What to do:
Retype every line of the listing below word for word, leaving out the pictures.

Record excerpts:
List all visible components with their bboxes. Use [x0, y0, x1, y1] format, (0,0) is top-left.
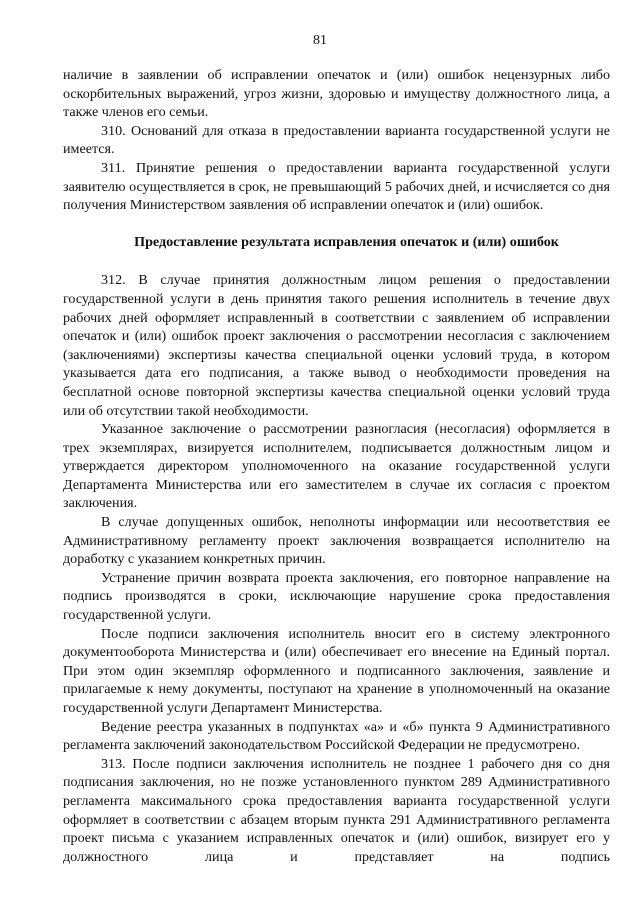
paragraph-conclusion-execution: Указанное заключение о рассмотрении разногласия (несогласия) оформляется в трех экземплярах, визируется исполнителем, подписывается должностным лицом и утверждается директором уполномоченного на оказание государственной услуги Департамента Министерства или его заместителем в случае их согласия с проектом заключения.: [63, 421, 610, 512]
document-body: [63, 66, 610, 866]
paragraph-continuation: наличие в заявлении об исправлении опечаток и (или) ошибок нецензурных либо оскорбительных выражений, угроз жизни, здоровью и имуществу должностного лица, а также членов его семьи.: [63, 67, 610, 121]
paragraph-document-registration: После подписи заключения исполнитель вносит его в систему электронного документооборота Министерства и (или) обеспечивает его внесение на Единый портал. При этом один экземпляр оформленного и подписанного заключения, заявление и прилагаемые к нему документы, поступают на хранение в уполномоченный на оказание государственной услуги Департамент Министерства.: [63, 625, 610, 716]
page-number: 81: [313, 33, 327, 48]
paragraph-310: 310. Оснований для отказа в предоставлении варианта государственной услуги не имеется.: [63, 122, 610, 158]
paragraph-errors-return: В случае допущенных ошибок, неполноты информации или несоответствия ее Административному регламенту проект заключения возвращается исполнителю на доработку с указанием конкретных причин.: [63, 514, 610, 568]
paragraph-rework: Устранение причин возврата проекта заключения, его повторное направление на подпись производятся в сроки, исключающие нарушение срока предоставления государственной услуги.: [63, 569, 610, 624]
paragraph-registry: Ведение реестра указанных в подпунктах «а» и «б» пункта 9 Административного регламента заключений законодательством Российской Федерации не предусмотрено.: [63, 718, 610, 754]
paragraph-313: 313. После подписи заключения исполнитель не позднее 1 рабочего дня со дня подписания заключения, но не позже установленного пунктом 289 Административного регламента максимального срока предоставления варианта государственной услуги оформляет в соответствии с абзацем вторым пункта 291 Административного регламента проект письма с указанием исправленных опечаток и (или) ошибок, визирует его у должностного лица и представляет на подпись: [63, 755, 610, 865]
paragraph-311: 311. Принятие решения о предоставлении варианта государственной услуги заявителю осуществляется в срок, не превышающий 5 рабочих дней, и исчисляется со дня получения Министерством заявления об исправлении опечаток и (или) ошибок.: [63, 159, 610, 214]
paragraph-312: 312. В случае принятия должностным лицом решения о предоставлении государственной услуги в день принятия такого решения исполнитель в течение двух рабочих дней оформляет исправленный в соответствии с заявлением об исправлении опечаток и (или) ошибок проект заключения о рассмотрении несогласия с заключением (заключениями) экспертизы качества специальной оценки условий труда, в котором указывается дата его подписания, а также вывод о необходимости проведения на бесплатной основе повторной экспертизы качества специальной оценки условий труда или об отсутствии такой необходимости.: [63, 272, 610, 419]
section-heading: Предоставление результата исправления опечаток и (или) ошибок: [134, 233, 559, 250]
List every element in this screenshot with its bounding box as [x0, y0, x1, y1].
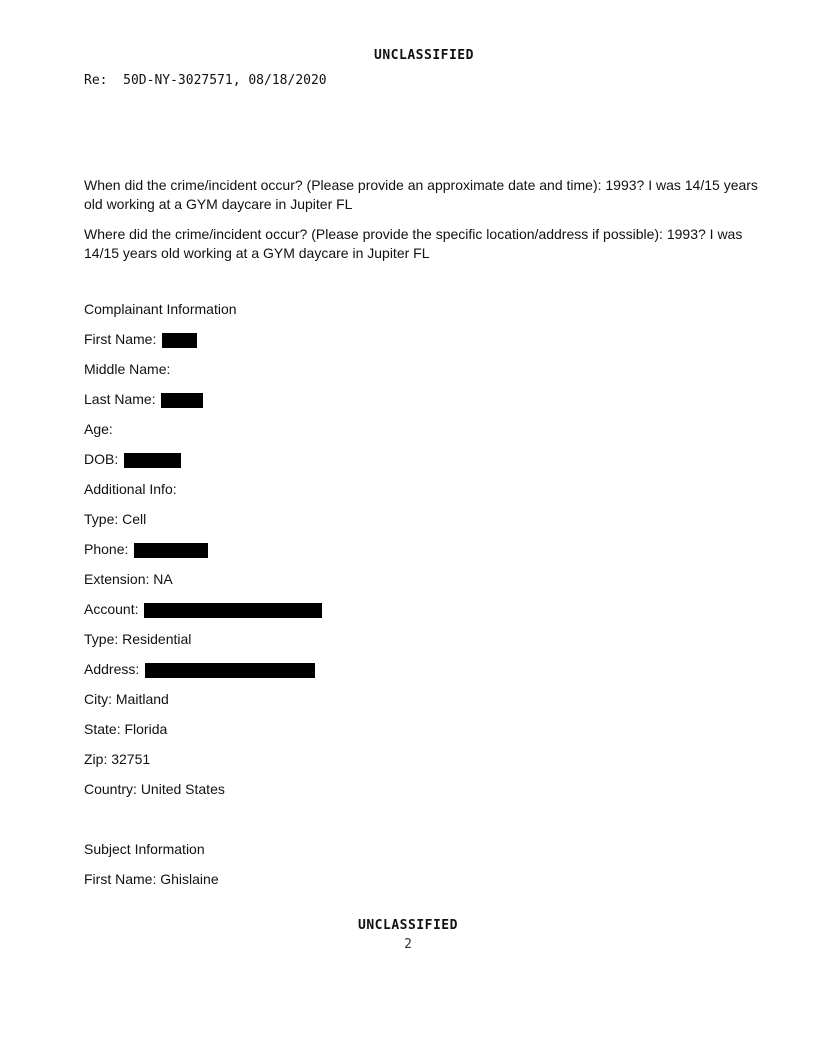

Solved exercise:
List all visible components with their bboxes. Use [x0, y0, x1, y1] format, (0,0) is top-left.
paragraph-conclusion-execution: Указанное заключение о рассмотрении разногласия (несогласия) оформляется в трех экземплярах, визируется исполнителем, подписывается должностным лицом и утверждается директором уполномоченного на оказание государственной услуги Департамента Министерства или его заместителем в случае их согласия с проектом заключения.: [63, 421, 610, 512]
document-body: [63, 66, 610, 866]
paragraph-continuation: наличие в заявлении об исправлении опечаток и (или) ошибок нецензурных либо оскорбительных выражений, угроз жизни, здоровью и имуществу должностного лица, а также членов его семьи.: [63, 67, 610, 121]
paragraph-document-registration: После подписи заключения исполнитель вносит его в систему электронного документооборота Министерства и (или) обеспечивает его внесение на Единый портал. При этом один экземпляр оформленного и подписанного заключения, заявление и прилагаемые к нему документы, поступают на хранение в уполномоченный на оказание государственной услуги Департамент Министерства.: [63, 625, 610, 716]
page-number: 81: [313, 33, 327, 48]
paragraph-310: 310. Оснований для отказа в предоставлении варианта государственной услуги не имеется.: [63, 122, 610, 158]
paragraph-errors-return: В случае допущенных ошибок, неполноты информации или несоответствия ее Административному регламенту проект заключения возвращается исполнителю на доработку с указанием конкретных причин.: [63, 514, 610, 568]
paragraph-rework: Устранение причин возврата проекта заключения, его повторное направление на подпись производятся в сроки, исключающие нарушение срока предоставления государственной услуги.: [63, 569, 610, 624]
paragraph-registry: Ведение реестра указанных в подпунктах «а» и «б» пункта 9 Административного регламента заключений законодательством Российской Федерации не предусмотрено.: [63, 718, 610, 754]
paragraph-313: 313. После подписи заключения исполнитель не позднее 1 рабочего дня со дня подписания заключения, но не позже установленного пунктом 289 Административного регламента максимального срока предоставления варианта государственной услуги оформляет в соответствии с абзацем вторым пункта 291 Административного регламента проект письма с указанием исправленных опечаток и (или) ошибок, визирует его у должностного лица и представляет на подпись: [63, 755, 610, 865]
paragraph-311: 311. Принятие решения о предоставлении варианта государственной услуги заявителю осуществляется в срок, не превышающий 5 рабочих дней, и исчисляется со дня получения Министерством заявления об исправлении опечаток и (или) ошибок.: [63, 159, 610, 214]
paragraph-312: 312. В случае принятия должностным лицом решения о предоставлении государственной услуги в день принятия такого решения исполнитель в течение двух рабочих дней оформляет исправленный в соответствии с заявлением об исправлении опечаток и (или) ошибок проект заключения о рассмотрении несогласия с заключением (заключениями) экспертизы качества специальной оценки условий труда, в котором указывается дата его подписания, а также вывод о необходимости проведения на бесплатной основе повторной экспертизы качества специальной оценки условий труда или об отсутствии такой необходимости.: [63, 272, 610, 419]
section-heading: Предоставление результата исправления опечаток и (или) ошибок: [134, 233, 559, 250]
List every element in this screenshot with its bounding box as [x0, y0, x1, y1].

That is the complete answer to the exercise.